TASK INPUT:
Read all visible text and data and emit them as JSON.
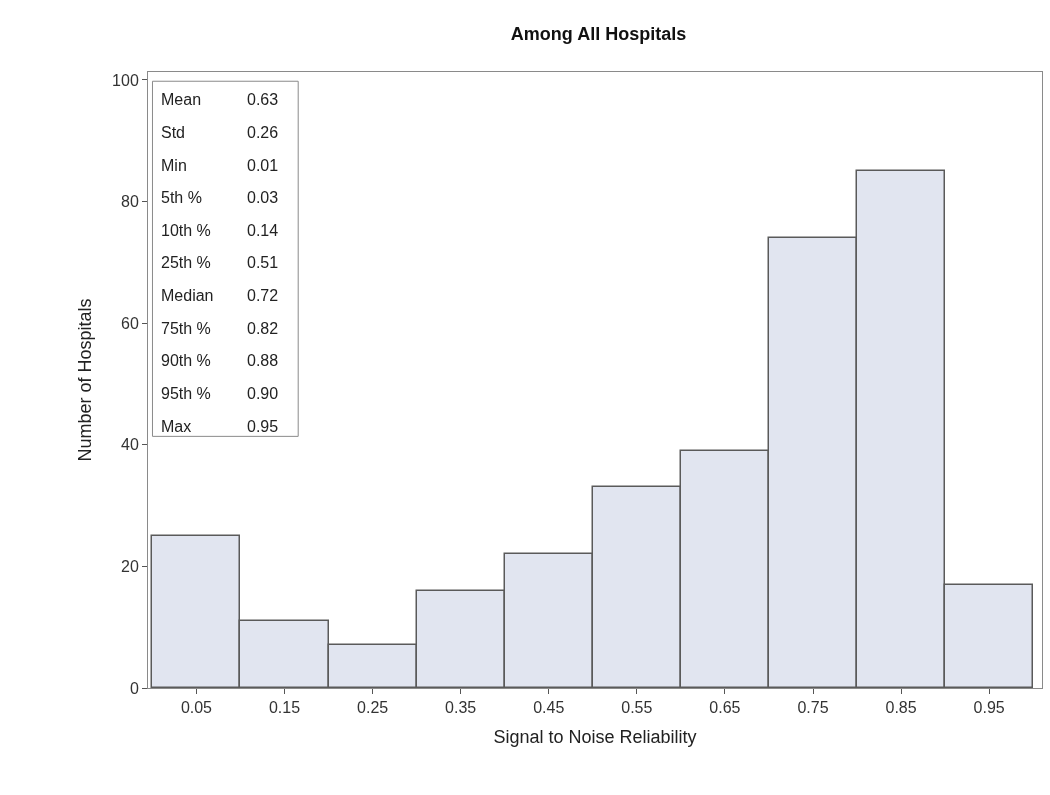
{
  "chart_data": {
    "type": "histogram",
    "title": "Among All Hospitals",
    "xlabel": "Signal to Noise Reliability",
    "ylabel": "Number of Hospitals",
    "bins": [
      0,
      0.1,
      0.2,
      0.3,
      0.4,
      0.5,
      0.6,
      0.7,
      0.8,
      0.9,
      1.0
    ],
    "values": [
      25,
      11,
      7,
      16,
      22,
      33,
      39,
      74,
      85,
      17
    ],
    "color": "#e1e5f0",
    "xlim": [
      -0.005,
      1.01
    ],
    "xticks": [
      0.05,
      0.15,
      0.25,
      0.35,
      0.45,
      0.55,
      0.65,
      0.75,
      0.85,
      0.95
    ],
    "ylim": [
      0,
      101.3
    ],
    "yticks": [
      0,
      20,
      40,
      60,
      80,
      100
    ],
    "annotations": [
      "Mean 0.63",
      "Std 0.26",
      "Min 0.01",
      "5th % 0.03",
      "10th % 0.14",
      "25th % 0.51",
      "Median 0.72",
      "75th % 0.82",
      "90th % 0.88",
      "95th % 0.90",
      "Max 0.95"
    ]
  }
}
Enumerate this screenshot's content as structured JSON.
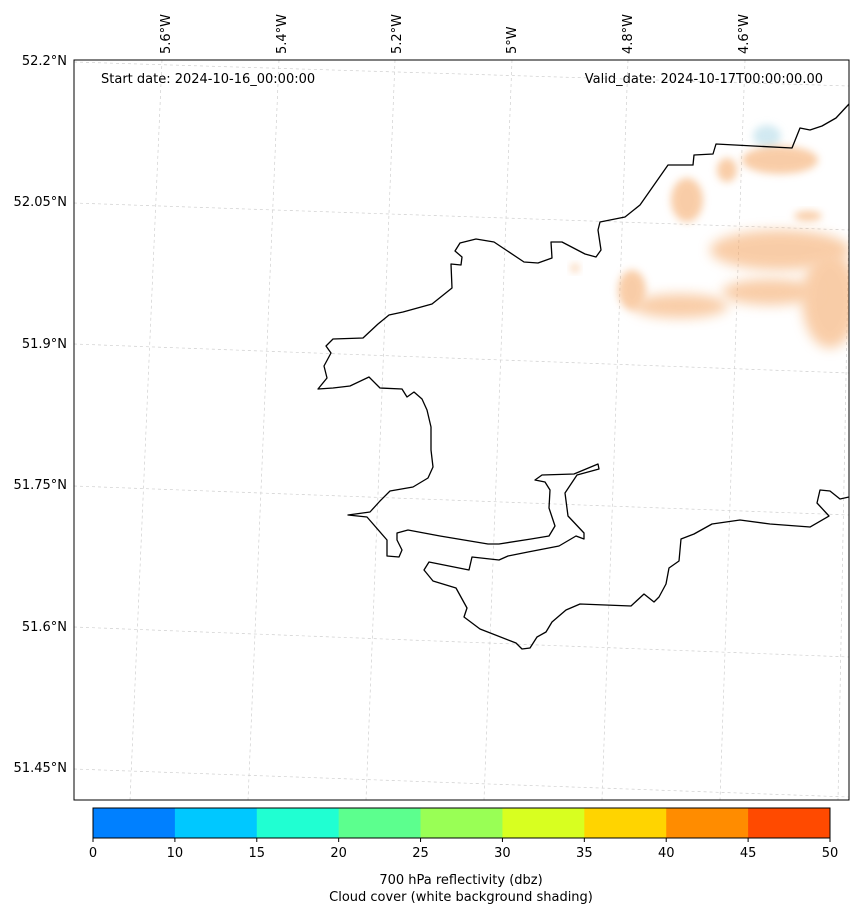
{
  "map": {
    "start_label": "Start date: 2024-10-16_00:00:00",
    "valid_label": "Valid_date: 2024-10-17T00:00:00.00",
    "longitude_labels": [
      "5.6°W",
      "5.4°W",
      "5.2°W",
      "5°W",
      "4.8°W",
      "4.6°W"
    ],
    "latitude_labels": [
      "52.2°N",
      "52.05°N",
      "51.9°N",
      "51.75°N",
      "51.6°N",
      "51.45°N"
    ],
    "gridlines": true,
    "coastline_color": "#000000",
    "cloud_cover_color": "#add8e6",
    "reflectivity_shading_color": "#f4a460"
  },
  "colorbar": {
    "ticks": [
      "0",
      "10",
      "15",
      "20",
      "25",
      "30",
      "35",
      "40",
      "45",
      "50"
    ],
    "colors": [
      "#0080ff",
      "#00c8ff",
      "#20ffd2",
      "#5cff8e",
      "#99ff55",
      "#d8ff20",
      "#ffd400",
      "#ff8c00",
      "#ff4a00"
    ],
    "label_line1": "700 hPa reflectivity (dbz)",
    "label_line2": "Cloud cover (white background shading)"
  }
}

TASK PROMPT: Pictures in the data above should not be copied; transcribe everything else exactly.

TASK RESPONSE:
Read all visible text and data and emit them as JSON.
{
  "chart_data": {
    "type": "histogram",
    "title": "Among All Hospitals",
    "xlabel": "Signal to Noise Reliability",
    "ylabel": "Number of Hospitals",
    "bins": [
      0,
      0.1,
      0.2,
      0.3,
      0.4,
      0.5,
      0.6,
      0.7,
      0.8,
      0.9,
      1.0
    ],
    "values": [
      25,
      11,
      7,
      16,
      22,
      33,
      39,
      74,
      85,
      17
    ],
    "color": "#e1e5f0",
    "xlim": [
      -0.005,
      1.01
    ],
    "xticks": [
      0.05,
      0.15,
      0.25,
      0.35,
      0.45,
      0.55,
      0.65,
      0.75,
      0.85,
      0.95
    ],
    "ylim": [
      0,
      101.3
    ],
    "yticks": [
      0,
      20,
      40,
      60,
      80,
      100
    ],
    "annotations": [
      "Mean 0.63",
      "Std 0.26",
      "Min 0.01",
      "5th % 0.03",
      "10th % 0.14",
      "25th % 0.51",
      "Median 0.72",
      "75th % 0.82",
      "90th % 0.88",
      "95th % 0.90",
      "Max 0.95"
    ]
  }
}
Enumerate this screenshot's content as structured JSON.
{
  "map": {
    "start_label": "Start date: 2024-10-16_00:00:00",
    "valid_label": "Valid_date: 2024-10-17T00:00:00.00",
    "longitude_labels": [
      "5.6°W",
      "5.4°W",
      "5.2°W",
      "5°W",
      "4.8°W",
      "4.6°W"
    ],
    "latitude_labels": [
      "52.2°N",
      "52.05°N",
      "51.9°N",
      "51.75°N",
      "51.6°N",
      "51.45°N"
    ],
    "gridlines": true,
    "coastline_color": "#000000",
    "cloud_cover_color": "#add8e6",
    "reflectivity_shading_color": "#f4a460"
  },
  "colorbar": {
    "ticks": [
      "0",
      "10",
      "15",
      "20",
      "25",
      "30",
      "35",
      "40",
      "45",
      "50"
    ],
    "colors": [
      "#0080ff",
      "#00c8ff",
      "#20ffd2",
      "#5cff8e",
      "#99ff55",
      "#d8ff20",
      "#ffd400",
      "#ff8c00",
      "#ff4a00"
    ],
    "label_line1": "700 hPa reflectivity (dbz)",
    "label_line2": "Cloud cover (white background shading)"
  }
}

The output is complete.